(Chart and figure data)

::::

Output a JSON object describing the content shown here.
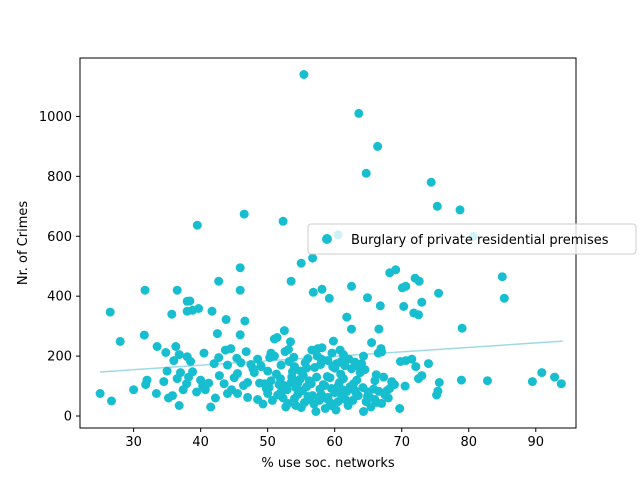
{
  "colors": {
    "scatter": "#17becf",
    "trend": "#9edae5",
    "axis": "#000000",
    "background": "#ffffff"
  },
  "chart_data": {
    "type": "scatter",
    "xlabel": "% use soc. networks",
    "ylabel": "Nr. of Crimes",
    "xlim": [
      22,
      96
    ],
    "ylim": [
      -40,
      1195
    ],
    "xticks": [
      30,
      40,
      50,
      60,
      70,
      80,
      90
    ],
    "yticks": [
      0,
      200,
      400,
      600,
      800,
      1000
    ],
    "grid": false,
    "legend": {
      "position": "right",
      "label": "Burglary of private residential premises"
    },
    "trend_line": {
      "x": [
        25,
        94
      ],
      "y": [
        147,
        250
      ]
    },
    "series": [
      {
        "name": "Burglary of private residential premises",
        "points": [
          [
            55.4,
            1140
          ],
          [
            63.6,
            1010
          ],
          [
            66.4,
            900
          ],
          [
            64.7,
            810
          ],
          [
            74.4,
            780
          ],
          [
            75.3,
            700
          ],
          [
            78.7,
            688
          ],
          [
            46.5,
            674
          ],
          [
            39.5,
            637
          ],
          [
            52.3,
            650
          ],
          [
            60.5,
            605
          ],
          [
            80.7,
            600
          ],
          [
            56.7,
            527
          ],
          [
            55.0,
            510
          ],
          [
            45.9,
            495
          ],
          [
            69.1,
            488
          ],
          [
            68.2,
            478
          ],
          [
            72.0,
            460
          ],
          [
            85.0,
            465
          ],
          [
            72.6,
            450
          ],
          [
            53.5,
            450
          ],
          [
            42.7,
            450
          ],
          [
            62.5,
            433
          ],
          [
            70.1,
            428
          ],
          [
            70.6,
            433
          ],
          [
            58.1,
            423
          ],
          [
            31.7,
            420
          ],
          [
            36.5,
            420
          ],
          [
            45.9,
            420
          ],
          [
            56.8,
            413
          ],
          [
            75.5,
            410
          ],
          [
            64.9,
            395
          ],
          [
            85.3,
            393
          ],
          [
            59.2,
            393
          ],
          [
            38.0,
            383
          ],
          [
            38.4,
            384
          ],
          [
            73.0,
            380
          ],
          [
            66.8,
            368
          ],
          [
            70.3,
            366
          ],
          [
            39.7,
            359
          ],
          [
            26.5,
            347
          ],
          [
            38.0,
            350
          ],
          [
            38.8,
            353
          ],
          [
            41.7,
            350
          ],
          [
            35.7,
            340
          ],
          [
            71.8,
            344
          ],
          [
            72.5,
            338
          ],
          [
            61.8,
            330
          ],
          [
            43.8,
            322
          ],
          [
            46.6,
            317
          ],
          [
            79.0,
            293
          ],
          [
            66.6,
            290
          ],
          [
            62.5,
            290
          ],
          [
            52.5,
            285
          ],
          [
            31.6,
            270
          ],
          [
            42.5,
            275
          ],
          [
            45.9,
            271
          ],
          [
            51.0,
            257
          ],
          [
            51.4,
            262
          ],
          [
            28.0,
            249
          ],
          [
            53.4,
            248
          ],
          [
            59.8,
            250
          ],
          [
            65.5,
            245
          ],
          [
            33.5,
            232
          ],
          [
            36.3,
            232
          ],
          [
            43.7,
            220
          ],
          [
            44.5,
            225
          ],
          [
            53.1,
            222
          ],
          [
            56.6,
            220
          ],
          [
            57.5,
            225
          ],
          [
            58.1,
            228
          ],
          [
            60.8,
            220
          ],
          [
            66.9,
            225
          ],
          [
            67.0,
            214
          ],
          [
            34.8,
            212
          ],
          [
            40.5,
            210
          ],
          [
            46.8,
            215
          ],
          [
            50.5,
            210
          ],
          [
            61.3,
            205
          ],
          [
            52.6,
            215
          ],
          [
            36.8,
            205
          ],
          [
            38.0,
            198
          ],
          [
            42.7,
            195
          ],
          [
            45.4,
            193
          ],
          [
            48.5,
            190
          ],
          [
            50.3,
            195
          ],
          [
            51.0,
            200
          ],
          [
            53.9,
            196
          ],
          [
            56.0,
            192
          ],
          [
            58.0,
            190
          ],
          [
            59.0,
            185
          ],
          [
            61.0,
            183
          ],
          [
            63.0,
            180
          ],
          [
            64.0,
            175
          ],
          [
            36.0,
            185
          ],
          [
            38.5,
            182
          ],
          [
            42.0,
            175
          ],
          [
            44.0,
            170
          ],
          [
            46.0,
            178
          ],
          [
            47.5,
            172
          ],
          [
            49.0,
            168
          ],
          [
            52.0,
            170
          ],
          [
            54.0,
            165
          ],
          [
            57.0,
            162
          ],
          [
            60.0,
            160
          ],
          [
            62.5,
            158
          ],
          [
            64.5,
            155
          ],
          [
            69.8,
            182
          ],
          [
            70.6,
            185
          ],
          [
            71.5,
            190
          ],
          [
            74.0,
            175
          ],
          [
            72.1,
            165
          ],
          [
            35.0,
            150
          ],
          [
            37.0,
            145
          ],
          [
            38.8,
            148
          ],
          [
            45.5,
            142
          ],
          [
            48.0,
            145
          ],
          [
            50.0,
            150
          ],
          [
            51.3,
            140
          ],
          [
            53.7,
            148
          ],
          [
            55.3,
            135
          ],
          [
            57.3,
            130
          ],
          [
            59.3,
            128
          ],
          [
            61.3,
            125
          ],
          [
            63.3,
            120
          ],
          [
            66.0,
            118
          ],
          [
            67.3,
            130
          ],
          [
            68.5,
            115
          ],
          [
            70.5,
            100
          ],
          [
            73.0,
            135
          ],
          [
            72.5,
            125
          ],
          [
            32.0,
            120
          ],
          [
            34.5,
            115
          ],
          [
            36.5,
            125
          ],
          [
            40.0,
            120
          ],
          [
            41.2,
            110
          ],
          [
            43.5,
            108
          ],
          [
            47.0,
            112
          ],
          [
            49.5,
            108
          ],
          [
            51.7,
            105
          ],
          [
            54.5,
            110
          ],
          [
            56.5,
            108
          ],
          [
            58.5,
            102
          ],
          [
            62.3,
            98
          ],
          [
            64.2,
            95
          ],
          [
            65.8,
            90
          ],
          [
            67.8,
            85
          ],
          [
            30.0,
            88
          ],
          [
            31.8,
            105
          ],
          [
            33.4,
            75
          ],
          [
            35.2,
            60
          ],
          [
            37.4,
            88
          ],
          [
            39.4,
            80
          ],
          [
            40.7,
            88
          ],
          [
            42.2,
            60
          ],
          [
            44.0,
            75
          ],
          [
            45.5,
            75
          ],
          [
            47.0,
            62
          ],
          [
            48.5,
            55
          ],
          [
            50.7,
            52
          ],
          [
            52.3,
            60
          ],
          [
            54.0,
            58
          ],
          [
            56.0,
            65
          ],
          [
            58.0,
            72
          ],
          [
            60.0,
            78
          ],
          [
            61.8,
            82
          ],
          [
            63.5,
            68
          ],
          [
            65.2,
            62
          ],
          [
            66.6,
            82
          ],
          [
            68.0,
            60
          ],
          [
            25.0,
            75
          ],
          [
            26.7,
            50
          ],
          [
            35.8,
            68
          ],
          [
            36.8,
            35
          ],
          [
            41.5,
            30
          ],
          [
            49.3,
            40
          ],
          [
            52.7,
            30
          ],
          [
            54.2,
            35
          ],
          [
            55.5,
            45
          ],
          [
            56.9,
            40
          ],
          [
            58.6,
            25
          ],
          [
            60.2,
            20
          ],
          [
            62.0,
            35
          ],
          [
            64.3,
            15
          ],
          [
            65.4,
            30
          ],
          [
            67.0,
            42
          ],
          [
            69.7,
            25
          ],
          [
            50.2,
            95
          ],
          [
            52.9,
            88
          ],
          [
            55.2,
            85
          ],
          [
            57.8,
            90
          ],
          [
            59.5,
            92
          ],
          [
            61.2,
            88
          ],
          [
            63.0,
            85
          ],
          [
            65.0,
            80
          ],
          [
            48.8,
            110
          ],
          [
            50.5,
            118
          ],
          [
            53.5,
            112
          ],
          [
            55.8,
            98
          ],
          [
            58.3,
            105
          ],
          [
            60.7,
            112
          ],
          [
            62.8,
            108
          ],
          [
            75.4,
            83
          ],
          [
            75.6,
            112
          ],
          [
            75.2,
            70
          ],
          [
            78.9,
            120
          ],
          [
            82.8,
            118
          ],
          [
            89.5,
            115
          ],
          [
            90.9,
            145
          ],
          [
            92.8,
            130
          ],
          [
            93.8,
            108
          ],
          [
            68.9,
            105
          ],
          [
            68.2,
            92
          ],
          [
            51.9,
            125
          ],
          [
            54.8,
            122
          ],
          [
            56.2,
            118
          ],
          [
            58.9,
            132
          ],
          [
            60.9,
            140
          ],
          [
            63.8,
            145
          ],
          [
            66.2,
            138
          ],
          [
            49.0,
            165
          ],
          [
            47.8,
            158
          ],
          [
            53.2,
            182
          ],
          [
            55.6,
            178
          ],
          [
            57.9,
            172
          ],
          [
            59.7,
            165
          ],
          [
            61.5,
            168
          ],
          [
            63.7,
            163
          ],
          [
            45.0,
            128
          ],
          [
            42.8,
            135
          ],
          [
            40.3,
            100
          ],
          [
            38.2,
            130
          ],
          [
            37.9,
            108
          ],
          [
            44.6,
            88
          ],
          [
            46.4,
            102
          ],
          [
            50.0,
            75
          ],
          [
            52.0,
            80
          ],
          [
            54.5,
            72
          ],
          [
            56.7,
            68
          ],
          [
            58.8,
            58
          ],
          [
            60.5,
            48
          ],
          [
            62.7,
            52
          ],
          [
            64.7,
            48
          ],
          [
            66.2,
            45
          ],
          [
            57.2,
            15
          ],
          [
            59.5,
            35
          ],
          [
            61.6,
            55
          ],
          [
            53.0,
            42
          ],
          [
            51.5,
            70
          ],
          [
            49.8,
            92
          ],
          [
            57.7,
            52
          ],
          [
            59.0,
            62
          ],
          [
            61.0,
            70
          ],
          [
            63.2,
            75
          ],
          [
            64.9,
            65
          ],
          [
            66.0,
            55
          ],
          [
            67.5,
            70
          ],
          [
            60.5,
            100
          ],
          [
            59.3,
            45
          ],
          [
            55.0,
            28
          ],
          [
            56.1,
            55
          ],
          [
            54.2,
            95
          ],
          [
            52.4,
            102
          ],
          [
            53.6,
            130
          ],
          [
            54.9,
            150
          ],
          [
            55.8,
            160
          ],
          [
            57.4,
            200
          ],
          [
            59.6,
            210
          ],
          [
            60.3,
            175
          ],
          [
            62.1,
            190
          ],
          [
            64.3,
            200
          ],
          [
            66.5,
            210
          ]
        ]
      }
    ]
  }
}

::::

▶ [Written problem]: Find how many lines include the string "premises" and report that number alone.

▶ [Answer for the task]: 2